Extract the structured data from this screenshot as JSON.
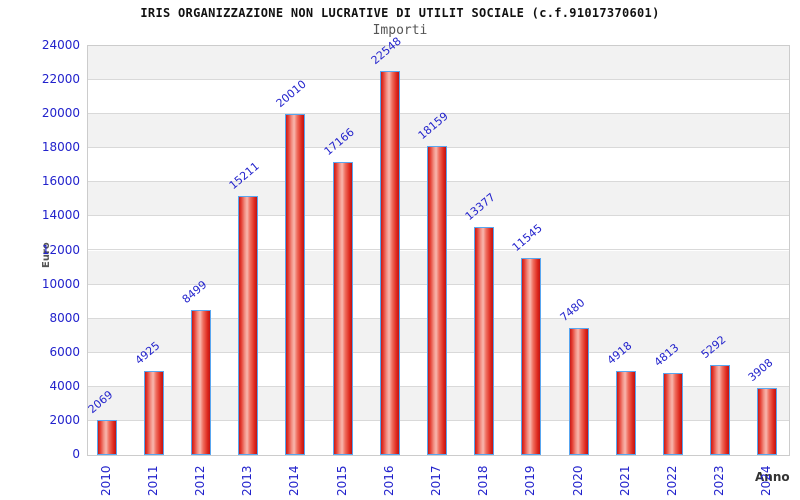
{
  "chart_data": {
    "type": "bar",
    "title": "IRIS ORGANIZZAZIONE NON LUCRATIVE DI UTILIT SOCIALE (c.f.91017370601)",
    "subtitle": "Importi",
    "xlabel": "Anno",
    "ylabel": "Euro",
    "categories": [
      "2010",
      "2011",
      "2012",
      "2013",
      "2014",
      "2015",
      "2016",
      "2017",
      "2018",
      "2019",
      "2020",
      "2021",
      "2022",
      "2023",
      "2024"
    ],
    "values": [
      2069,
      4925,
      8499,
      15211,
      20010,
      17166,
      22548,
      18159,
      13377,
      11545,
      7480,
      4918,
      4813,
      5292,
      3908
    ],
    "bar_value_labels": [
      "2069",
      "4925",
      "8499",
      "15211",
      "20010",
      "17166",
      "22548",
      "18159",
      "13377",
      "11545",
      "7480",
      "4918",
      "4813",
      "5292",
      "3908"
    ],
    "ylim": [
      0,
      24000
    ],
    "ytick_step": 2000,
    "y_ticks": [
      0,
      2000,
      4000,
      6000,
      8000,
      10000,
      12000,
      14000,
      16000,
      18000,
      20000,
      22000,
      24000
    ],
    "grid": "horizontal-bands-alternating",
    "legend": "none",
    "colors": {
      "bar_fill_edge": "#c61a1a",
      "bar_fill_mid": "#f8b7ae",
      "bar_border": "#58a6f0",
      "value_label": "#2222cc",
      "tick_label": "#2222cc",
      "band_gray": "#f2f2f2",
      "band_white": "#ffffff",
      "gridline": "#d9d9d9",
      "plot_border": "#cccccc",
      "title_color": "#111111",
      "subtitle_color": "#555555",
      "axis_title_color": "#444444"
    }
  }
}
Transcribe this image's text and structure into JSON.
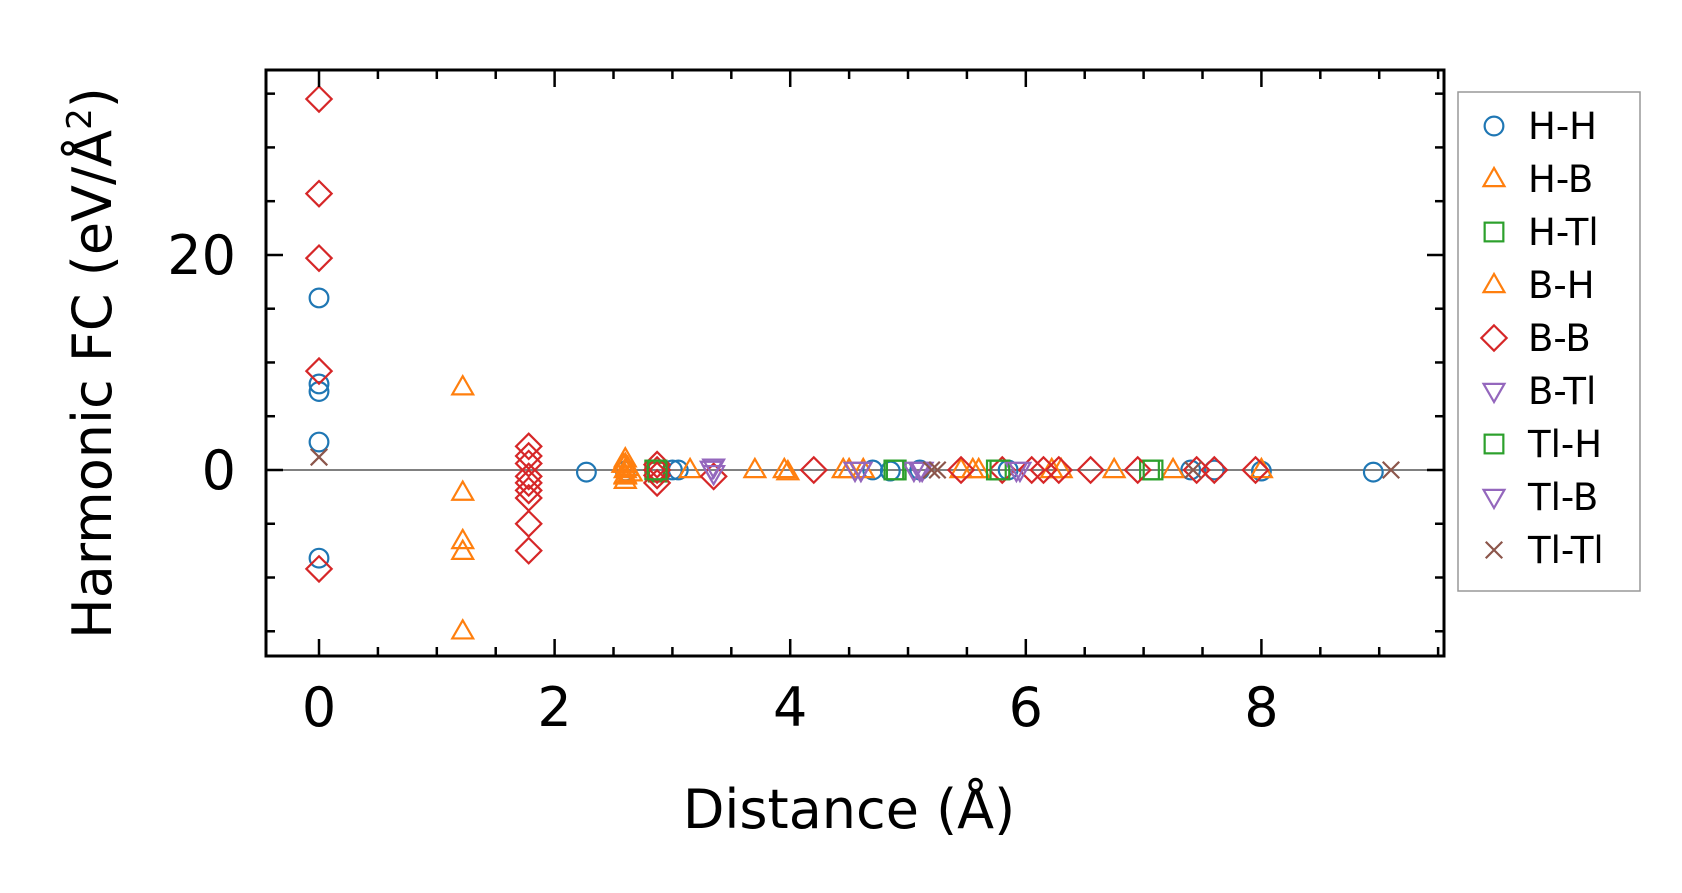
{
  "chart_data": {
    "type": "scatter",
    "title": "",
    "xlabel": "Distance (Å)",
    "ylabel": "Harmonic FC (eV/Å²)",
    "ylabel_main": "Harmonic FC (eV/Å",
    "ylabel_sup": "2",
    "ylabel_tail": ")",
    "xlim": [
      -0.45,
      9.55
    ],
    "ylim": [
      -17.3,
      37.2
    ],
    "xticks": [
      0,
      2,
      4,
      6,
      8
    ],
    "xtick_labels": [
      "0",
      "2",
      "4",
      "6",
      "8"
    ],
    "xminor": [
      -0.5,
      0.5,
      1,
      1.5,
      2.5,
      3,
      3.5,
      4.5,
      5,
      5.5,
      6.5,
      7,
      7.5,
      8.5,
      9,
      9.5
    ],
    "yticks": [
      0,
      20
    ],
    "ytick_labels": [
      "0",
      "20"
    ],
    "yminor": [
      -15,
      -10,
      -5,
      5,
      10,
      15,
      25,
      30,
      35
    ],
    "reference_line_y": 0,
    "legend_position": "outside-right",
    "series": [
      {
        "name": "H-H",
        "label": "H-H",
        "marker": "circle",
        "color": "#1f77b4",
        "points": [
          [
            0,
            16
          ],
          [
            0,
            8
          ],
          [
            0,
            7.3
          ],
          [
            0,
            2.6
          ],
          [
            0,
            -8.2
          ],
          [
            2.27,
            -0.2
          ],
          [
            2.6,
            -0.1
          ],
          [
            3.0,
            0
          ],
          [
            3.05,
            0
          ],
          [
            4.7,
            0
          ],
          [
            4.85,
            -0.1
          ],
          [
            5.1,
            0
          ],
          [
            5.85,
            0
          ],
          [
            7.4,
            0
          ],
          [
            7.6,
            0
          ],
          [
            8.0,
            -0.1
          ],
          [
            8.95,
            -0.2
          ]
        ]
      },
      {
        "name": "H-B",
        "label": "H-B",
        "marker": "triangle-up",
        "color": "#ff7f0e",
        "points": [
          [
            1.22,
            7.7
          ],
          [
            1.22,
            -2.1
          ],
          [
            1.22,
            -6.6
          ],
          [
            1.22,
            -7.6
          ],
          [
            1.22,
            -15.0
          ],
          [
            2.6,
            1.0
          ],
          [
            2.6,
            0.5
          ],
          [
            2.6,
            0
          ],
          [
            2.6,
            -0.5
          ],
          [
            2.6,
            -1.0
          ],
          [
            2.62,
            0.2
          ],
          [
            2.65,
            -0.3
          ],
          [
            3.15,
            0
          ],
          [
            3.7,
            0
          ],
          [
            3.95,
            0
          ],
          [
            4.45,
            0
          ],
          [
            4.62,
            0
          ],
          [
            5.45,
            0
          ],
          [
            5.6,
            0
          ],
          [
            6.3,
            0
          ],
          [
            6.75,
            0
          ],
          [
            7.25,
            0
          ],
          [
            8.0,
            0
          ]
        ]
      },
      {
        "name": "H-Tl",
        "label": "H-Tl",
        "marker": "square",
        "color": "#2ca02c",
        "points": [
          [
            2.85,
            0
          ],
          [
            2.88,
            -0.2
          ],
          [
            4.9,
            0
          ],
          [
            5.75,
            0
          ],
          [
            7.05,
            0
          ]
        ]
      },
      {
        "name": "B-H",
        "label": "B-H",
        "marker": "triangle-up",
        "color": "#ff7f0e",
        "points": [
          [
            2.58,
            0.5
          ],
          [
            2.6,
            -0.6
          ],
          [
            3.98,
            -0.2
          ],
          [
            4.5,
            0
          ],
          [
            5.55,
            0
          ],
          [
            6.22,
            0
          ]
        ]
      },
      {
        "name": "B-B",
        "label": "B-B",
        "marker": "diamond",
        "color": "#d62728",
        "points": [
          [
            0,
            34.5
          ],
          [
            0,
            25.7
          ],
          [
            0,
            19.7
          ],
          [
            0,
            9.2
          ],
          [
            0,
            -9.2
          ],
          [
            1.78,
            2.2
          ],
          [
            1.78,
            1.3
          ],
          [
            1.78,
            0.6
          ],
          [
            1.78,
            -0.6
          ],
          [
            1.78,
            -1.2
          ],
          [
            1.78,
            -1.9
          ],
          [
            1.78,
            -2.6
          ],
          [
            1.78,
            -5.0
          ],
          [
            1.78,
            -7.5
          ],
          [
            2.87,
            0.5
          ],
          [
            2.87,
            0
          ],
          [
            2.87,
            -0.5
          ],
          [
            2.87,
            -1.2
          ],
          [
            3.35,
            -0.6
          ],
          [
            4.2,
            0
          ],
          [
            5.45,
            0
          ],
          [
            5.8,
            0
          ],
          [
            6.05,
            0
          ],
          [
            6.15,
            0
          ],
          [
            6.28,
            0
          ],
          [
            6.55,
            0
          ],
          [
            6.95,
            0
          ],
          [
            7.45,
            0
          ],
          [
            7.6,
            0
          ],
          [
            7.95,
            0
          ]
        ]
      },
      {
        "name": "B-Tl",
        "label": "B-Tl",
        "marker": "triangle-down",
        "color": "#9467bd",
        "points": [
          [
            3.35,
            0.3
          ],
          [
            3.35,
            -0.3
          ],
          [
            4.55,
            0
          ],
          [
            4.6,
            0
          ],
          [
            5.05,
            0
          ],
          [
            5.12,
            0
          ],
          [
            5.92,
            0
          ]
        ]
      },
      {
        "name": "Tl-H",
        "label": "Tl-H",
        "marker": "square",
        "color": "#2ca02c",
        "points": [
          [
            2.87,
            0
          ],
          [
            4.88,
            0
          ],
          [
            5.78,
            0
          ],
          [
            7.08,
            0
          ]
        ]
      },
      {
        "name": "Tl-B",
        "label": "Tl-B",
        "marker": "triangle-down",
        "color": "#9467bd",
        "points": [
          [
            3.33,
            0.1
          ],
          [
            4.6,
            0
          ],
          [
            5.1,
            0
          ],
          [
            5.95,
            0
          ]
        ]
      },
      {
        "name": "Tl-Tl",
        "label": "Tl-Tl",
        "marker": "x",
        "color": "#8c564b",
        "points": [
          [
            0,
            1.2
          ],
          [
            5.2,
            0
          ],
          [
            5.25,
            0
          ],
          [
            7.42,
            0
          ],
          [
            9.1,
            0
          ]
        ]
      }
    ]
  }
}
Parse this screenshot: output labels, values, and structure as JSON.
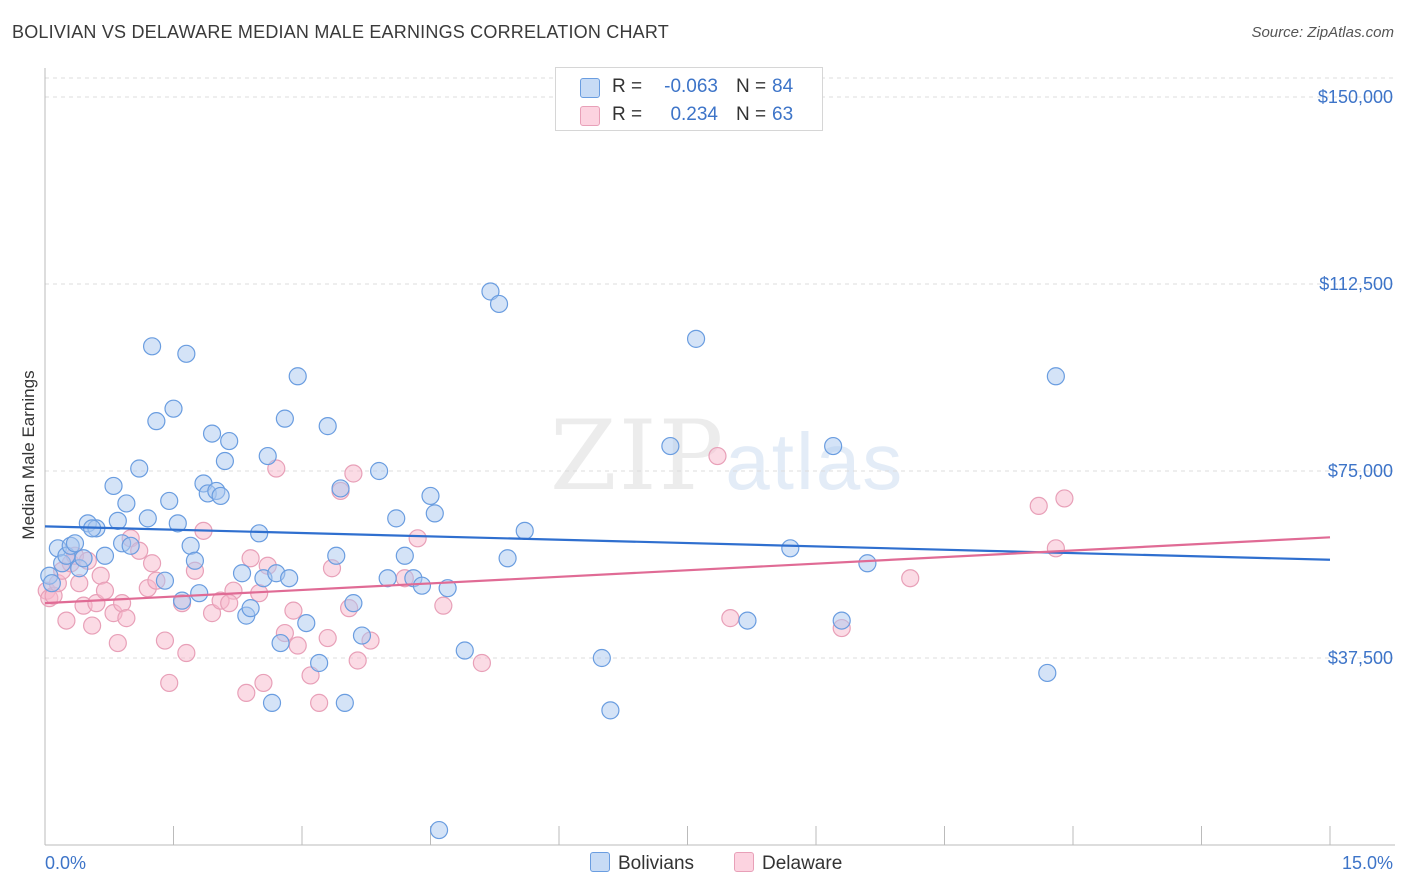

▸ WORK TO DO
Identify the lines that hold the word "name". Copy every one of them.

▸ RESPONSE
        "name": "H-H",
        "name": "H-B",
        "name": "H-Tl",
        "name": "B-H",
        "name": "B-B",
        "name": "B-Tl",
        "name": "Tl-H",
        "name": "Tl-B",
        "name": "Tl-Tl",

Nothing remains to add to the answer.